%%

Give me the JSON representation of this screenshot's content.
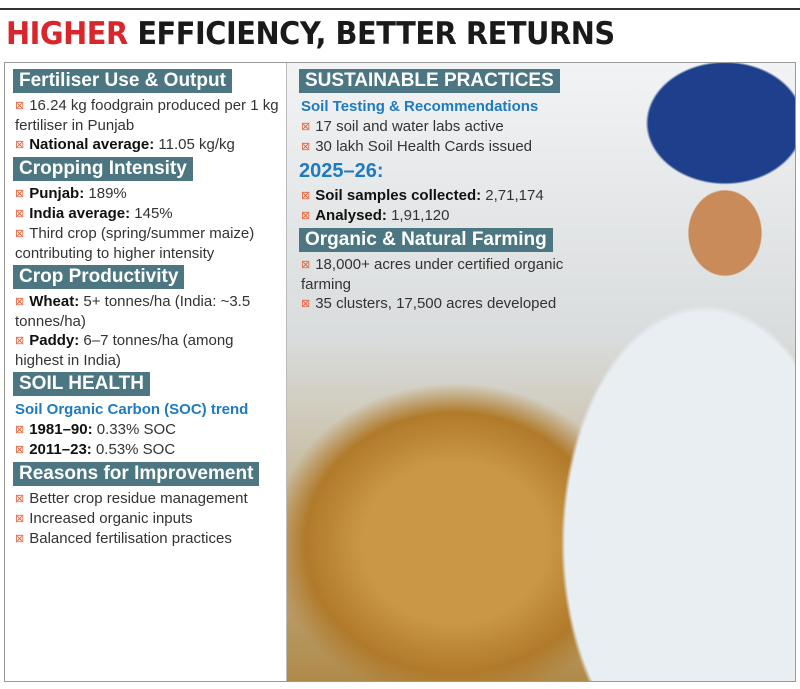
{
  "title": {
    "red": "HIGHER",
    "rest": " EFFICIENCY, BETTER RETURNS"
  },
  "colors": {
    "title_red": "#d8262c",
    "header_bg": "#4b7682",
    "subhead": "#1e7bbf",
    "bullet": "#e2603a"
  },
  "bullet_icon": "boxed-x-bullet-icon",
  "left": [
    {
      "header": "Fertiliser Use & Output",
      "items": [
        {
          "bold": "",
          "text": "16.24 kg foodgrain produced per 1 kg fertiliser in Punjab"
        },
        {
          "bold": "National average:",
          "text": " 11.05 kg/kg"
        }
      ]
    },
    {
      "header": "Cropping Intensity",
      "items": [
        {
          "bold": "Punjab:",
          "text": " 189%"
        },
        {
          "bold": "India average:",
          "text": " 145%"
        },
        {
          "bold": "",
          "text": "Third crop (spring/summer maize) contributing to higher intensity"
        }
      ]
    },
    {
      "header": "Crop Productivity",
      "items": [
        {
          "bold": "Wheat:",
          "text": " 5+ tonnes/ha (India: ~3.5 tonnes/ha)"
        },
        {
          "bold": "Paddy:",
          "text": " 6–7 tonnes/ha (among highest in India)"
        }
      ]
    },
    {
      "header": "SOIL HEALTH",
      "sub": "Soil Organic Carbon (SOC) trend",
      "items": [
        {
          "bold": "1981–90:",
          "text": " 0.33% SOC"
        },
        {
          "bold": "2011–23:",
          "text": " 0.53% SOC"
        }
      ]
    },
    {
      "header": "Reasons for Improvement",
      "items": [
        {
          "bold": "",
          "text": "Better crop residue management"
        },
        {
          "bold": "",
          "text": "Increased organic inputs"
        },
        {
          "bold": "",
          "text": "Balanced fertilisation practices"
        }
      ]
    }
  ],
  "right": {
    "header": "SUSTAINABLE PRACTICES",
    "sub": "Soil Testing & Recommendations",
    "items1": [
      {
        "bold": "",
        "text": "17 soil and water labs active"
      },
      {
        "bold": "",
        "text": "30 lakh Soil Health Cards issued"
      }
    ],
    "year": "2025–26:",
    "items2": [
      {
        "bold": "Soil samples collected:",
        "text": " 2,71,174"
      },
      {
        "bold": "Analysed:",
        "text": " 1,91,120"
      }
    ],
    "header2": "Organic & Natural Farming",
    "items3": [
      {
        "bold": "",
        "text": "18,000+ acres under certified organic farming"
      },
      {
        "bold": "",
        "text": "35 clusters, 17,500 acres developed"
      }
    ]
  }
}
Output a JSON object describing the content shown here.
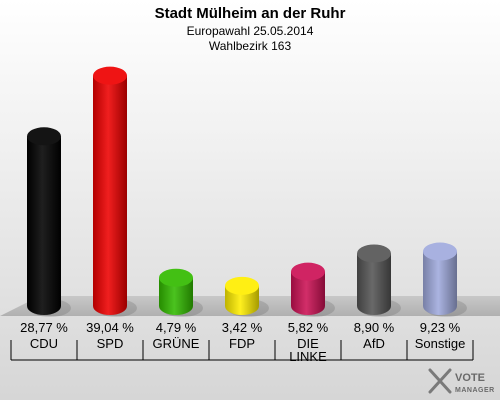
{
  "chart_data": {
    "type": "bar",
    "title": "Stadt Mülheim an der Ruhr",
    "subtitles": [
      "Europawahl 25.05.2014",
      "Wahlbezirk 163"
    ],
    "categories": [
      "CDU",
      "SPD",
      "GRÜNE",
      "FDP",
      "DIE LINKE",
      "AfD",
      "Sonstige"
    ],
    "values": [
      28.77,
      39.04,
      4.79,
      3.42,
      5.82,
      8.9,
      9.23
    ],
    "value_labels": [
      "28,77 %",
      "39,04 %",
      "4,79 %",
      "3,42 %",
      "5,82 %",
      "8,90 %",
      "9,23 %"
    ],
    "colors": [
      "#000000",
      "#ee0000",
      "#33bb00",
      "#ffee00",
      "#cc1155",
      "#555555",
      "#a0aadd"
    ],
    "ylim": [
      0,
      40
    ],
    "grid": false,
    "legend": "none"
  },
  "logo": {
    "line1": "VOTE",
    "line2": "MANAGER"
  }
}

%%

EXERCISE GOAL ->
Without including any picture, repeat the data exactly.

OUTPUT FOR THIS EXERCISE ->
Give me the JSON representation of this screenshot's content.
{
  "title": {
    "red": "HIGHER",
    "rest": " EFFICIENCY, BETTER RETURNS"
  },
  "colors": {
    "title_red": "#d8262c",
    "header_bg": "#4b7682",
    "subhead": "#1e7bbf",
    "bullet": "#e2603a"
  },
  "bullet_icon": "boxed-x-bullet-icon",
  "left": [
    {
      "header": "Fertiliser Use & Output",
      "items": [
        {
          "bold": "",
          "text": "16.24 kg foodgrain produced per 1 kg fertiliser in Punjab"
        },
        {
          "bold": "National average:",
          "text": " 11.05 kg/kg"
        }
      ]
    },
    {
      "header": "Cropping Intensity",
      "items": [
        {
          "bold": "Punjab:",
          "text": " 189%"
        },
        {
          "bold": "India average:",
          "text": " 145%"
        },
        {
          "bold": "",
          "text": "Third crop (spring/summer maize) contributing to higher intensity"
        }
      ]
    },
    {
      "header": "Crop Productivity",
      "items": [
        {
          "bold": "Wheat:",
          "text": " 5+ tonnes/ha (India: ~3.5 tonnes/ha)"
        },
        {
          "bold": "Paddy:",
          "text": " 6–7 tonnes/ha (among highest in India)"
        }
      ]
    },
    {
      "header": "SOIL HEALTH",
      "sub": "Soil Organic Carbon (SOC) trend",
      "items": [
        {
          "bold": "1981–90:",
          "text": " 0.33% SOC"
        },
        {
          "bold": "2011–23:",
          "text": " 0.53% SOC"
        }
      ]
    },
    {
      "header": "Reasons for Improvement",
      "items": [
        {
          "bold": "",
          "text": "Better crop residue management"
        },
        {
          "bold": "",
          "text": "Increased organic inputs"
        },
        {
          "bold": "",
          "text": "Balanced fertilisation practices"
        }
      ]
    }
  ],
  "right": {
    "header": "SUSTAINABLE PRACTICES",
    "sub": "Soil Testing & Recommendations",
    "items1": [
      {
        "bold": "",
        "text": "17 soil and water labs active"
      },
      {
        "bold": "",
        "text": "30 lakh Soil Health Cards issued"
      }
    ],
    "year": "2025–26:",
    "items2": [
      {
        "bold": "Soil samples collected:",
        "text": " 2,71,174"
      },
      {
        "bold": "Analysed:",
        "text": " 1,91,120"
      }
    ],
    "header2": "Organic & Natural Farming",
    "items3": [
      {
        "bold": "",
        "text": "18,000+ acres under certified organic farming"
      },
      {
        "bold": "",
        "text": "35 clusters, 17,500 acres developed"
      }
    ]
  }
}
Output a JSON object describing the content shown here.
{
  "chart_data": {
    "type": "bar",
    "title": "Stadt Mülheim an der Ruhr",
    "subtitles": [
      "Europawahl 25.05.2014",
      "Wahlbezirk 163"
    ],
    "categories": [
      "CDU",
      "SPD",
      "GRÜNE",
      "FDP",
      "DIE LINKE",
      "AfD",
      "Sonstige"
    ],
    "values": [
      28.77,
      39.04,
      4.79,
      3.42,
      5.82,
      8.9,
      9.23
    ],
    "value_labels": [
      "28,77 %",
      "39,04 %",
      "4,79 %",
      "3,42 %",
      "5,82 %",
      "8,90 %",
      "9,23 %"
    ],
    "colors": [
      "#000000",
      "#ee0000",
      "#33bb00",
      "#ffee00",
      "#cc1155",
      "#555555",
      "#a0aadd"
    ],
    "ylim": [
      0,
      40
    ],
    "grid": false,
    "legend": "none"
  },
  "logo": {
    "line1": "VOTE",
    "line2": "MANAGER"
  }
}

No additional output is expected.